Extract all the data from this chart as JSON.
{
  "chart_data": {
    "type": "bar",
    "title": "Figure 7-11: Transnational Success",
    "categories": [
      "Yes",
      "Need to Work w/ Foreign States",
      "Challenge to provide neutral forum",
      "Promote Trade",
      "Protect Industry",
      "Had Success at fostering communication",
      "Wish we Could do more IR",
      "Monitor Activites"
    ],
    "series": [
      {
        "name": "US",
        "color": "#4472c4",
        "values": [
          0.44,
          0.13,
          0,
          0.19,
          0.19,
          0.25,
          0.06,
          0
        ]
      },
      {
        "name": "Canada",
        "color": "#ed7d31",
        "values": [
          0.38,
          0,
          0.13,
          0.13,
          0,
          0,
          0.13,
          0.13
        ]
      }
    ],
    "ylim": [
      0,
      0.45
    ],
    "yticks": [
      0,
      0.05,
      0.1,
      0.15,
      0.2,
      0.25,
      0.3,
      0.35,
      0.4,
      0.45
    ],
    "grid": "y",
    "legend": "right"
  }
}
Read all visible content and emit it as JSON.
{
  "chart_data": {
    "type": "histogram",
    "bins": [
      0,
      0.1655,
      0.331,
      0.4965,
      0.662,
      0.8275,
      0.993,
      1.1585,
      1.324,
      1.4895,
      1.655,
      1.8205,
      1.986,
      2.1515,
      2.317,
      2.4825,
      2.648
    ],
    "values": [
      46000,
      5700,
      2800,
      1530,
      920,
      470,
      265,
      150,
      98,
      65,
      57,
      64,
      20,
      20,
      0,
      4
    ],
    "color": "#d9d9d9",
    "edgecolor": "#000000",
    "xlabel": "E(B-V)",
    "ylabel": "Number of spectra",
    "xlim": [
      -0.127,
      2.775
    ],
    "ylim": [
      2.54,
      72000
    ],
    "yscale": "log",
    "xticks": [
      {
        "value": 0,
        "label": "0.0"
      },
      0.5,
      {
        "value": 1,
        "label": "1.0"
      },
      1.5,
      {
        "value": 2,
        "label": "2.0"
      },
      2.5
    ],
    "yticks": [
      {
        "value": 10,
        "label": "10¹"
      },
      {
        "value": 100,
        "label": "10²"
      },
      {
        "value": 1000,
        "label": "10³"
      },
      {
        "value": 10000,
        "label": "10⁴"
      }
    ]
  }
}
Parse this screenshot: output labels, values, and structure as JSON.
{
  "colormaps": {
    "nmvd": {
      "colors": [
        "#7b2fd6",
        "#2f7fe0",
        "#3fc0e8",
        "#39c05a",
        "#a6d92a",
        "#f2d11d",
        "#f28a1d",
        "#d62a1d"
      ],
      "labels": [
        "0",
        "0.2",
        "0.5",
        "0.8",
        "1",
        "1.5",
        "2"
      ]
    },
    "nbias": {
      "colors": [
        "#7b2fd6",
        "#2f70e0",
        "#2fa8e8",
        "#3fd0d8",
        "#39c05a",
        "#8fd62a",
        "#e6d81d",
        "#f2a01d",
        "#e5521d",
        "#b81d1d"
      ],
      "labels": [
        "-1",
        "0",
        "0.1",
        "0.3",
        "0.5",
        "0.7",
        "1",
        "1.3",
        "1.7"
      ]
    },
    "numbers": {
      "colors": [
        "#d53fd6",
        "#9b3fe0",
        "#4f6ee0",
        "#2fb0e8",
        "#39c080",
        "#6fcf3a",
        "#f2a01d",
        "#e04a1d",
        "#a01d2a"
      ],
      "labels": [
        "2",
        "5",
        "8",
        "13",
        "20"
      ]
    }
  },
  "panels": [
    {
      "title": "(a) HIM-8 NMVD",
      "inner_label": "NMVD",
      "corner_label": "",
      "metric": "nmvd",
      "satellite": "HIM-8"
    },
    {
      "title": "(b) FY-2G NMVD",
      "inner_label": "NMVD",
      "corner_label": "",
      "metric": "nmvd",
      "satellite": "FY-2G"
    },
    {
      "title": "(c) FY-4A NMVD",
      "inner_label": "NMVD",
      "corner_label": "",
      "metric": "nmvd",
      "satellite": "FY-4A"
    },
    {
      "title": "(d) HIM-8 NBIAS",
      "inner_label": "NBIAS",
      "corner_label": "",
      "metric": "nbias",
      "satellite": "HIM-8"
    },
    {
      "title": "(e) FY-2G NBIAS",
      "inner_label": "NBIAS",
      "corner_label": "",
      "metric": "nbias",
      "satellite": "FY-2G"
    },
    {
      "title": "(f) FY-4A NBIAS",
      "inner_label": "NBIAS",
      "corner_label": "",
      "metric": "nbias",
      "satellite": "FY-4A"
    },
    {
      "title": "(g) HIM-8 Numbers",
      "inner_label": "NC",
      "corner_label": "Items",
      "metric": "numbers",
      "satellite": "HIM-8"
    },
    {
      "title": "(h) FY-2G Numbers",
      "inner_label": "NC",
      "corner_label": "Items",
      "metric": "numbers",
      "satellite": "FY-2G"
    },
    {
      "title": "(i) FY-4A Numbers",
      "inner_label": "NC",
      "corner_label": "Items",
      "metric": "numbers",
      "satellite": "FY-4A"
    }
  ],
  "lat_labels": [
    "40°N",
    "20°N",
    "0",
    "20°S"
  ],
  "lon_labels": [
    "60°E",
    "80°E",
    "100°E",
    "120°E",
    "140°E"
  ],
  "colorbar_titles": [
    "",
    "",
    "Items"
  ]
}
====
> _Requirements_
Go through the lines above. Select every one that has the string "this".

> _Answer below_
Extract all the data from this chart as JSON.
Parse this screenshot: output labels, values, and structure as JSON.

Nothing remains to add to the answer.